## STORED DATA
--*--

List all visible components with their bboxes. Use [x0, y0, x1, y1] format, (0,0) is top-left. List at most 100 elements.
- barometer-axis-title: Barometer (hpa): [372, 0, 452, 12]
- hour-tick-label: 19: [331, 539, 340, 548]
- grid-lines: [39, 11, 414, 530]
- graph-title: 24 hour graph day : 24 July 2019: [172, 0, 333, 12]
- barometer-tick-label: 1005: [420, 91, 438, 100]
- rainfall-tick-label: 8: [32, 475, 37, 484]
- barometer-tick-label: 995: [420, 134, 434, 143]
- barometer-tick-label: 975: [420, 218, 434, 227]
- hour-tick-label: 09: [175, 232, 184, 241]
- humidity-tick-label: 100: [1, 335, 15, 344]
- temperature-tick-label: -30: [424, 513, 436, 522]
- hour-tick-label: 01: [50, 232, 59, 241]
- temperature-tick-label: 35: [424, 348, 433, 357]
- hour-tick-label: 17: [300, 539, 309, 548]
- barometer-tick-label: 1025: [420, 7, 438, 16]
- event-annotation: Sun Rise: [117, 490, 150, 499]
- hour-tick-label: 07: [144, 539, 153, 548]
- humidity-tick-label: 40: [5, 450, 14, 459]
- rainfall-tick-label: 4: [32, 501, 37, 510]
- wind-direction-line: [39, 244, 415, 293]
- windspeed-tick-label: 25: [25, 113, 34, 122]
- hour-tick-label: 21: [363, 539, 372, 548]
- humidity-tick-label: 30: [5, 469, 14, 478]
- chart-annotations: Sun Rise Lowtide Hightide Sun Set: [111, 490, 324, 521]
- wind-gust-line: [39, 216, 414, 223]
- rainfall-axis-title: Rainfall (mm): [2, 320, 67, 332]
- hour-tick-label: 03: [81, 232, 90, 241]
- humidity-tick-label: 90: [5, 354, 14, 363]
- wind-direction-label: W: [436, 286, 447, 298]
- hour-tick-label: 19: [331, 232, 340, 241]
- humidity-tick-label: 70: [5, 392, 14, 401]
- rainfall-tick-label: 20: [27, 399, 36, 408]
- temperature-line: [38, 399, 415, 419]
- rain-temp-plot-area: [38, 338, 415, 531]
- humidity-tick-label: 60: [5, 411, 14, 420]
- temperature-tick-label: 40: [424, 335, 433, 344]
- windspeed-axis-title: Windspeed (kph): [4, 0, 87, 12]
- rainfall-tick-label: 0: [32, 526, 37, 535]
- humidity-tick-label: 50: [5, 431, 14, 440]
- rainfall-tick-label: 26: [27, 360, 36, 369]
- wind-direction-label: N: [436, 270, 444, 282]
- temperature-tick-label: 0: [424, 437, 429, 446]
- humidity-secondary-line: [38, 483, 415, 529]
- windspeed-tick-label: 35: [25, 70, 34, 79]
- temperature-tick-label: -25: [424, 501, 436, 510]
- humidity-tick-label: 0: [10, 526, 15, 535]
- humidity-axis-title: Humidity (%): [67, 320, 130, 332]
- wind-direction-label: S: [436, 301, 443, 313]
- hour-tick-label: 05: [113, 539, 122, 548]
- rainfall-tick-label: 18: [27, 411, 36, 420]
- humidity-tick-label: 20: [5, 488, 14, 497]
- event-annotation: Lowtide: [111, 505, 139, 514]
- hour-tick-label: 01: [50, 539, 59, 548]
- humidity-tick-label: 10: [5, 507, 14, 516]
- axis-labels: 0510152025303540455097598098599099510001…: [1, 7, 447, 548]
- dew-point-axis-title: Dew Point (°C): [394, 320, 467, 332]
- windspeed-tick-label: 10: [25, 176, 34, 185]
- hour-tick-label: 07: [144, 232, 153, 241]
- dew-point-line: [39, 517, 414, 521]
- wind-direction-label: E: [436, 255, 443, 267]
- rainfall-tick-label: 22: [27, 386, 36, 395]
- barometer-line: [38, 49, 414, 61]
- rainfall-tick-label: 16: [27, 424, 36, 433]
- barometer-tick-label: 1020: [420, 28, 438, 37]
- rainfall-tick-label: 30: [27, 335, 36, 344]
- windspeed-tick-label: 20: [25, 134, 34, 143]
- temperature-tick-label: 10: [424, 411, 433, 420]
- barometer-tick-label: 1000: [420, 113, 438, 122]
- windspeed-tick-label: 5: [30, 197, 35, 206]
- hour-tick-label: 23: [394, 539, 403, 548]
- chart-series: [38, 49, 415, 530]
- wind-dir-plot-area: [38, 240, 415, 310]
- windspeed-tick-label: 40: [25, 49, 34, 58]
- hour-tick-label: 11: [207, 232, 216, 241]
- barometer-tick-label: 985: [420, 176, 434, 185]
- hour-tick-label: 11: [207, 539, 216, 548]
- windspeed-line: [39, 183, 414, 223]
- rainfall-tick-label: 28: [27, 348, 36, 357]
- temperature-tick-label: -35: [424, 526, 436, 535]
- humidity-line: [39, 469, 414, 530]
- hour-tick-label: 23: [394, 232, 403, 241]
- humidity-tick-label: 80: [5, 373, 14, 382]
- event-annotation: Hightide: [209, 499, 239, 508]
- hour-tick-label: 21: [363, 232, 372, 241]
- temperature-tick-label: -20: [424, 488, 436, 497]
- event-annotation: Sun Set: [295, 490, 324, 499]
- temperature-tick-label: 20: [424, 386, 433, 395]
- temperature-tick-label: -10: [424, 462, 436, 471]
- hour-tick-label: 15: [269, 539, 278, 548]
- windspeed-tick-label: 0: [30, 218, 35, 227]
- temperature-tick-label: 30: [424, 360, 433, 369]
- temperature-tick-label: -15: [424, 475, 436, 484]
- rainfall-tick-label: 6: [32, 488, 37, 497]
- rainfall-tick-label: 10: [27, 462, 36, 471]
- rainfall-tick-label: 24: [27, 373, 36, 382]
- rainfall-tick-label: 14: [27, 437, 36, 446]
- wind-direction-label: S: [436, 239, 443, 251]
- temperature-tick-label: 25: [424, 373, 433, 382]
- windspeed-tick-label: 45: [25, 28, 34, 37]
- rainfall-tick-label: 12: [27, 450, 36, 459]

--*--

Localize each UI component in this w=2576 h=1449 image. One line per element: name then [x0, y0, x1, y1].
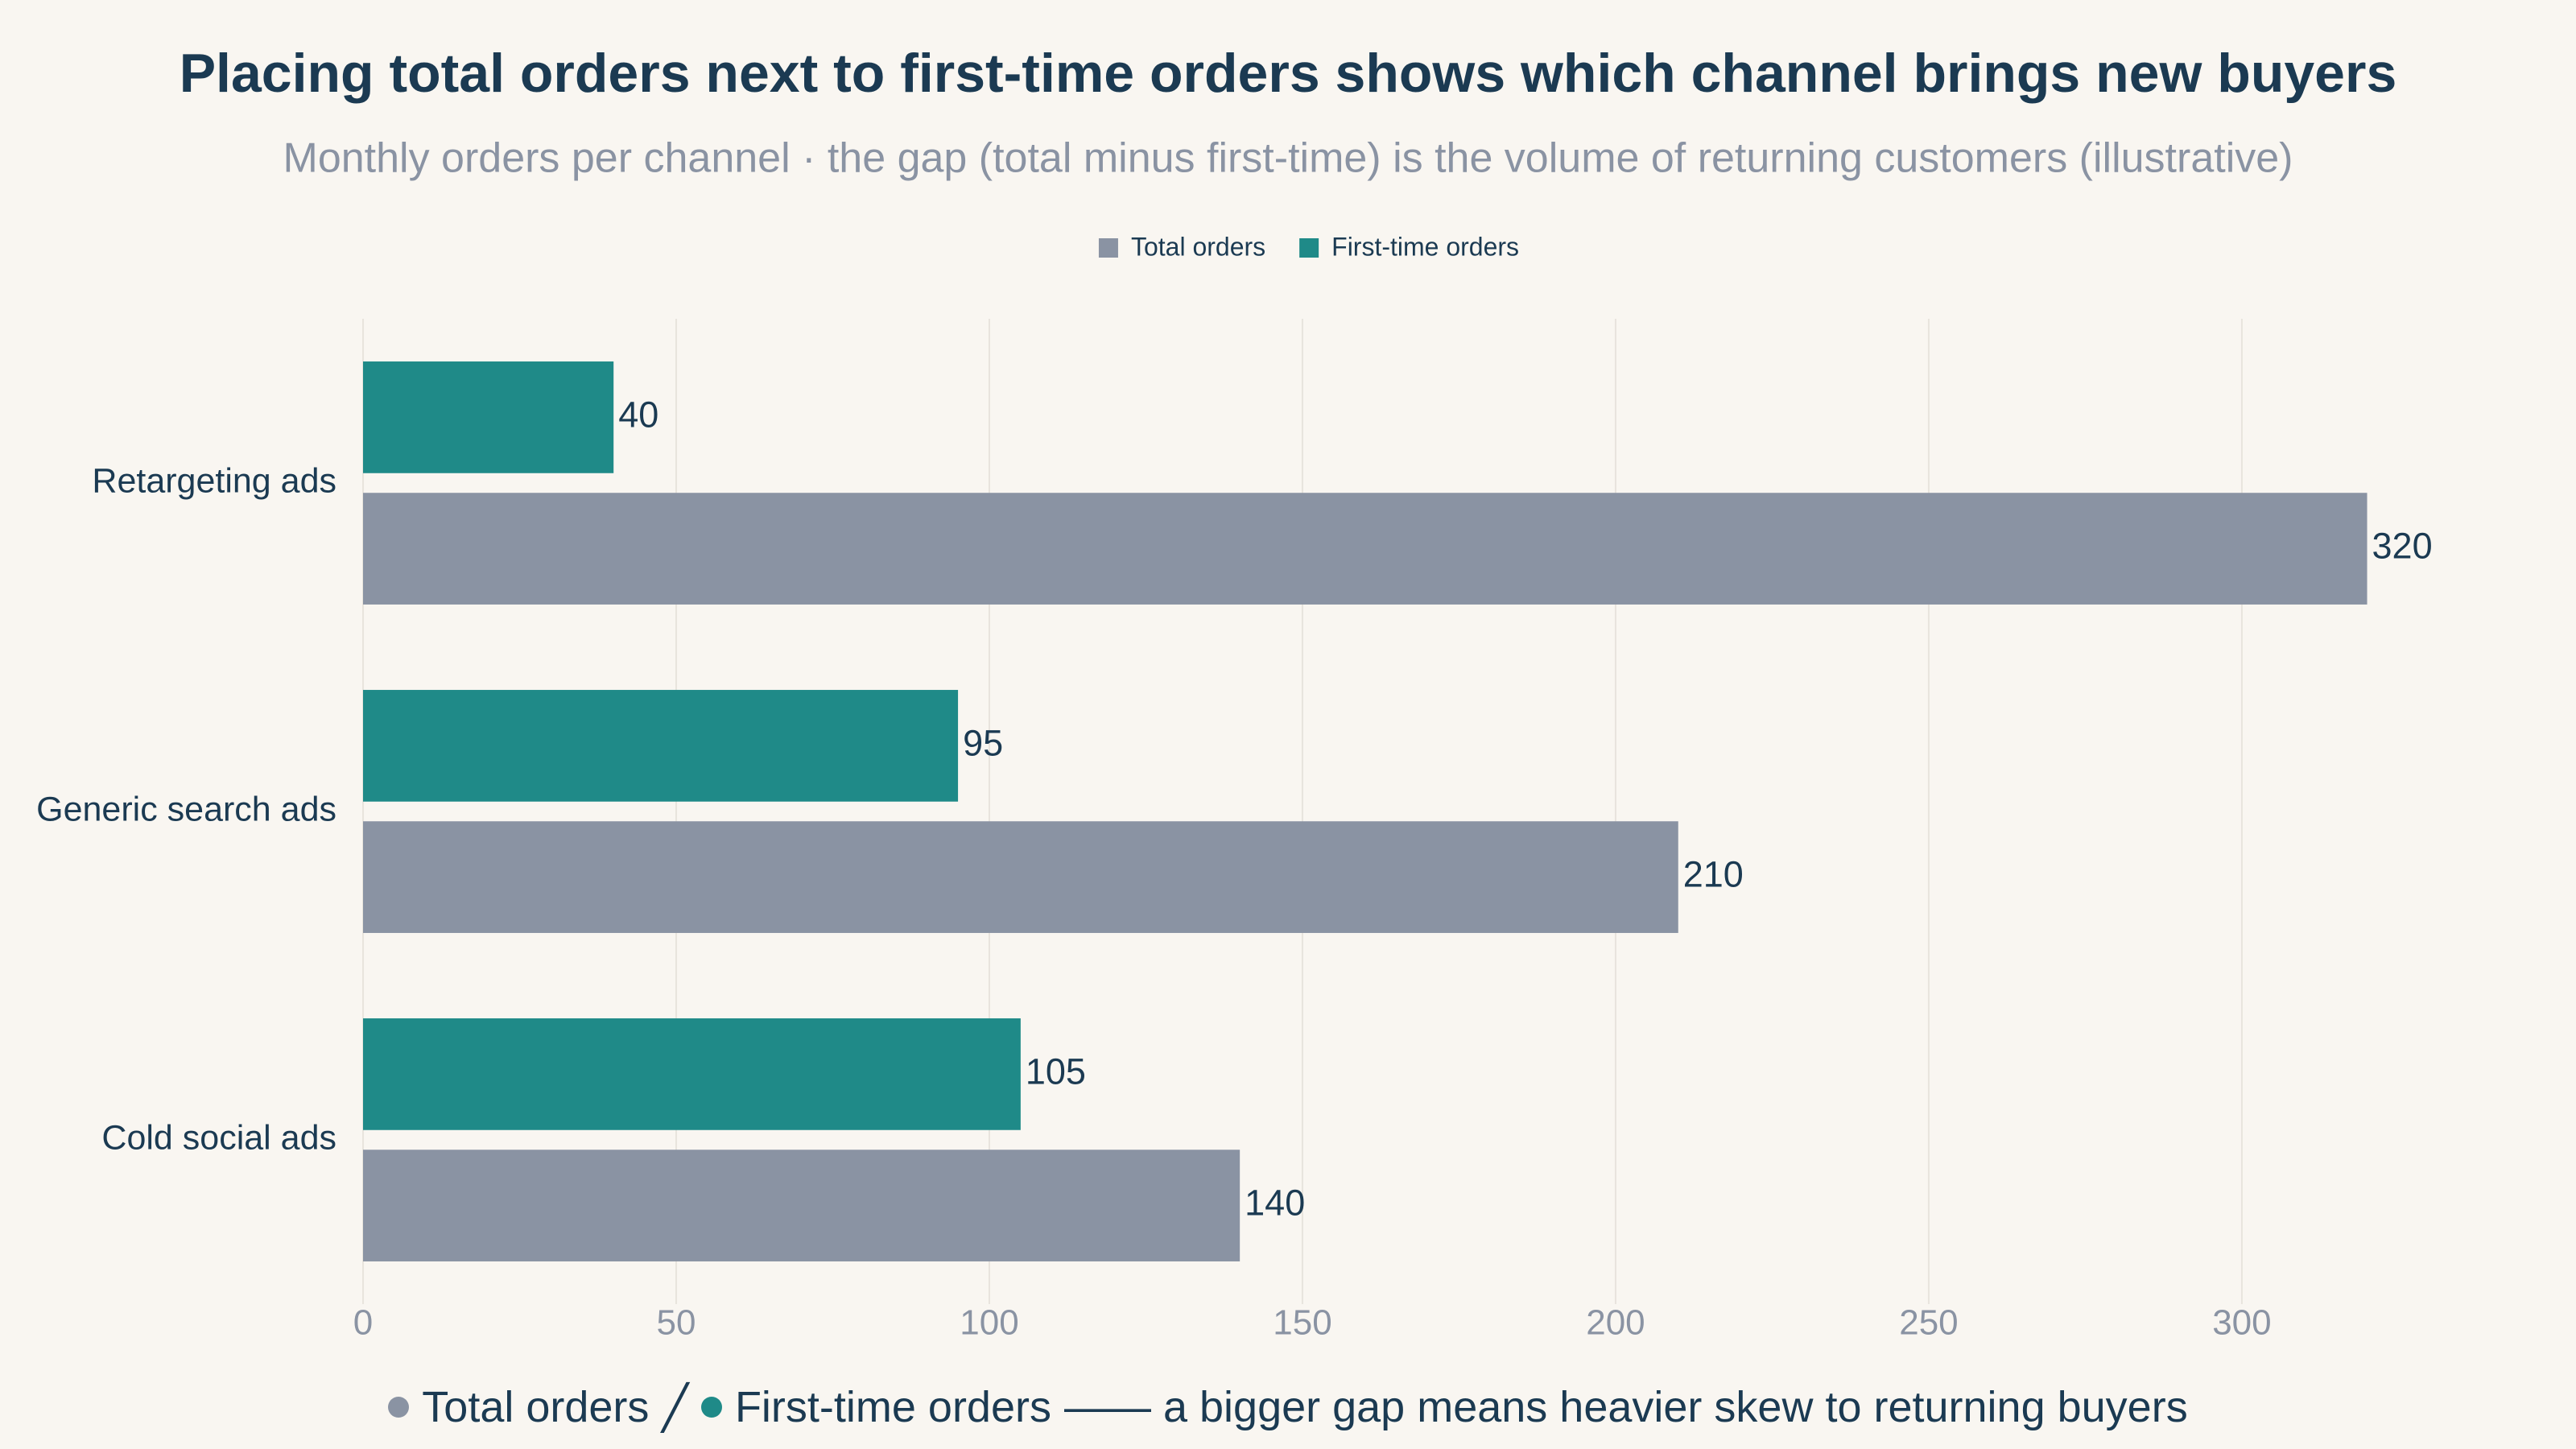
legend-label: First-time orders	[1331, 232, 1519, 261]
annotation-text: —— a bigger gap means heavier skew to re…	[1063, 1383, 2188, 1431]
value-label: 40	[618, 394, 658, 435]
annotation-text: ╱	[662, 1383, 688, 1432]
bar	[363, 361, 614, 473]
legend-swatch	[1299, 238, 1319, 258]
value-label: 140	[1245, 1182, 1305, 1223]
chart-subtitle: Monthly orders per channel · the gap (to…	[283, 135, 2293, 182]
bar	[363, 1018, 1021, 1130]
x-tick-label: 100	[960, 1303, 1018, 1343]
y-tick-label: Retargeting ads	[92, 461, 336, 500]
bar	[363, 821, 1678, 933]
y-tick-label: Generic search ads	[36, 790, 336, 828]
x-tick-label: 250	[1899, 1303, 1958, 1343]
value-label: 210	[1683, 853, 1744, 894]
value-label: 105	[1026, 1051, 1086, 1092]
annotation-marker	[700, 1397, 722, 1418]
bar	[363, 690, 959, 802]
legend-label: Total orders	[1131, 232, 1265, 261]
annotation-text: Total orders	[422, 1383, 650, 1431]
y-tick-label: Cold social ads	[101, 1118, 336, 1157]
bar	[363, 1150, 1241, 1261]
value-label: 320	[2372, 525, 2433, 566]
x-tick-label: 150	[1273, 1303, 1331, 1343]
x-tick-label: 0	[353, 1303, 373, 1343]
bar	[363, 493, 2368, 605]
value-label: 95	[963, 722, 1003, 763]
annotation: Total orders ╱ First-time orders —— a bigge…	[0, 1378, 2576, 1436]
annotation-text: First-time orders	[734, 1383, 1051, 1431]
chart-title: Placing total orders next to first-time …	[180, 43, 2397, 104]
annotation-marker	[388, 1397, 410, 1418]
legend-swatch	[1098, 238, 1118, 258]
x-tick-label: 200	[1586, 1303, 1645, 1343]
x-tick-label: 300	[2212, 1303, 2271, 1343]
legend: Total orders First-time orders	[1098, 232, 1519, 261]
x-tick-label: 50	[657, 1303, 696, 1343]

--*--

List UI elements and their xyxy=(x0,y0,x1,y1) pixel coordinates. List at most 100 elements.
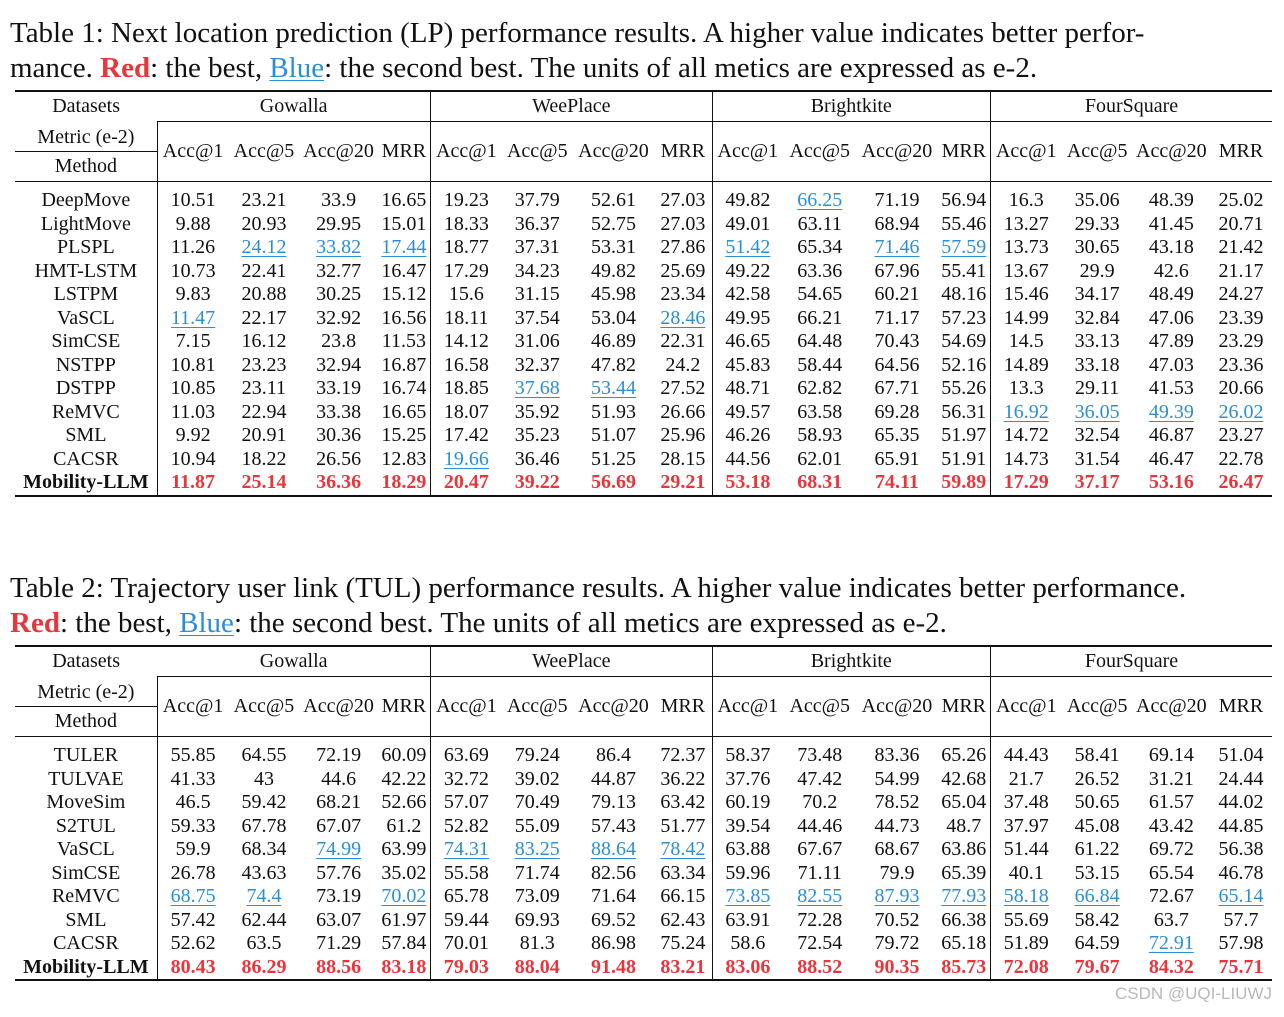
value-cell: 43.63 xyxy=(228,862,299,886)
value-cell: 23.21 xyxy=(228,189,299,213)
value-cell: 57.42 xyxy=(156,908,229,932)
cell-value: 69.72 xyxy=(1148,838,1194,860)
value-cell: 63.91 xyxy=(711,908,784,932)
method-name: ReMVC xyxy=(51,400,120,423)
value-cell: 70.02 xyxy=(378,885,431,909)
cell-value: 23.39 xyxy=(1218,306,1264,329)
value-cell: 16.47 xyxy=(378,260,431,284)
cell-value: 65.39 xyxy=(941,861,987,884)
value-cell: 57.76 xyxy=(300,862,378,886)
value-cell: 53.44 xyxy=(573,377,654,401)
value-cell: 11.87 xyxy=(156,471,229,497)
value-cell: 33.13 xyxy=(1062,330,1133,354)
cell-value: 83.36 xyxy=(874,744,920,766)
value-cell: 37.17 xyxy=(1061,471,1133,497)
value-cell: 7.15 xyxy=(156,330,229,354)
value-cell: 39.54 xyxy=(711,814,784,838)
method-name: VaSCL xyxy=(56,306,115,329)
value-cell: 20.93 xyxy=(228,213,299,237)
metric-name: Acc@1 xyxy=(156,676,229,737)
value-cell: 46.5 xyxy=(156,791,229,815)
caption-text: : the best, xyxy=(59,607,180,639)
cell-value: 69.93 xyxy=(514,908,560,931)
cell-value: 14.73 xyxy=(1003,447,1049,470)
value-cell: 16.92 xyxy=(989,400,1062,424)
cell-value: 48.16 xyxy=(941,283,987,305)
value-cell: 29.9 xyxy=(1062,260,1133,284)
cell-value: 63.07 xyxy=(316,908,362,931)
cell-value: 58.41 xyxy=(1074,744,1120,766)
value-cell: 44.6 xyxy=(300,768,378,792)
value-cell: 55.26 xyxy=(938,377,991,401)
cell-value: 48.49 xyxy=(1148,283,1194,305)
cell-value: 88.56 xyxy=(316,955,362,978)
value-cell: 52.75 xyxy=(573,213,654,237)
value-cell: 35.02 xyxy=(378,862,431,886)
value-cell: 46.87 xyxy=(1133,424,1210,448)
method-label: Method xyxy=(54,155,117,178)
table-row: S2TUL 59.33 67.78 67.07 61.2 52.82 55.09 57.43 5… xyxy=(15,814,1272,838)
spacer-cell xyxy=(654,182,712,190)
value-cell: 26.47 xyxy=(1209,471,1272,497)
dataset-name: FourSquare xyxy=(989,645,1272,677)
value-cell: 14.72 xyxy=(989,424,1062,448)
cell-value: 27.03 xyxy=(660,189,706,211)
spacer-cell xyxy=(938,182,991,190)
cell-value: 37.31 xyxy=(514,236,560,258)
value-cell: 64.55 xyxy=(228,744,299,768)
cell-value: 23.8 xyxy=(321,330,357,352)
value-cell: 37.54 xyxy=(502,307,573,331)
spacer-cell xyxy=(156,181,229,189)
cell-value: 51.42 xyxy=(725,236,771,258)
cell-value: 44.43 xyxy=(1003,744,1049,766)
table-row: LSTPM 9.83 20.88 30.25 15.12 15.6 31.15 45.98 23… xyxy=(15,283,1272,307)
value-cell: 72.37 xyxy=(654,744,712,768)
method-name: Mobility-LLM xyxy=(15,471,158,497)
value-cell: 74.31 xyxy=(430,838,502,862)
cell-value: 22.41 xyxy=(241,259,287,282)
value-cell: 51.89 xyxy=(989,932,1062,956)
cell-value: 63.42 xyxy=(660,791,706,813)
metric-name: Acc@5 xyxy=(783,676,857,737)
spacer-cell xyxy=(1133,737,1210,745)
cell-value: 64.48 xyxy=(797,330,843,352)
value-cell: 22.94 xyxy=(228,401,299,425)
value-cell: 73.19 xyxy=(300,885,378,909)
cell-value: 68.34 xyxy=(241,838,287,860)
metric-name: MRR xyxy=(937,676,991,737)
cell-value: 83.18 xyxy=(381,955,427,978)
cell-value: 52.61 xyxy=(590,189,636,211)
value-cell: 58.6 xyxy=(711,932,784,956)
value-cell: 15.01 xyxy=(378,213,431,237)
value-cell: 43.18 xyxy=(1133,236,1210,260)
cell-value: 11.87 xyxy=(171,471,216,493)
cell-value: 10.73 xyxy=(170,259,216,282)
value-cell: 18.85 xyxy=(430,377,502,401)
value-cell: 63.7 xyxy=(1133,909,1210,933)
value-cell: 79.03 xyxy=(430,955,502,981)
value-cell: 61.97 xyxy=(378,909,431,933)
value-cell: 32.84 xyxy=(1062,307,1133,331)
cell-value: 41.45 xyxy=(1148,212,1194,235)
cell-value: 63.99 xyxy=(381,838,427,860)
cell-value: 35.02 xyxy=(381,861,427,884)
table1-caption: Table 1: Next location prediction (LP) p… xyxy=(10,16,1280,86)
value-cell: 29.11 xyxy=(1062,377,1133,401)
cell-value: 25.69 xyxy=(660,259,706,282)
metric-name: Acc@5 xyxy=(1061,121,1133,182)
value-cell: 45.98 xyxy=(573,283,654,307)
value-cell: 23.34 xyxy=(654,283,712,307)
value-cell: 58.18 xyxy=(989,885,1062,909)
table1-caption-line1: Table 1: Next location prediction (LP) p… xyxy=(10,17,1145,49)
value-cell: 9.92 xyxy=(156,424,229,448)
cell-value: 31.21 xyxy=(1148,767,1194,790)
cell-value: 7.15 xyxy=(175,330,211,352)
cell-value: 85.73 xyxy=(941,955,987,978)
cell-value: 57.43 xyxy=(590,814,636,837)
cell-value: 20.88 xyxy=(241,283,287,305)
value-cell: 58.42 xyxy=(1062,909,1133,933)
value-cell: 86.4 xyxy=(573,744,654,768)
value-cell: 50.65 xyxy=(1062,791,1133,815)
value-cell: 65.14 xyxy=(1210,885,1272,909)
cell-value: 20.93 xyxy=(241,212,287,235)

--*--

Copy out every line of the material above that contains the string "method", matching case exactly.

method-name: ReMVC xyxy=(51,400,120,423)
method-name: VaSCL xyxy=(56,306,115,329)
method-label: Method xyxy=(54,155,117,178)
method-name: Mobility-LLM xyxy=(15,471,158,497)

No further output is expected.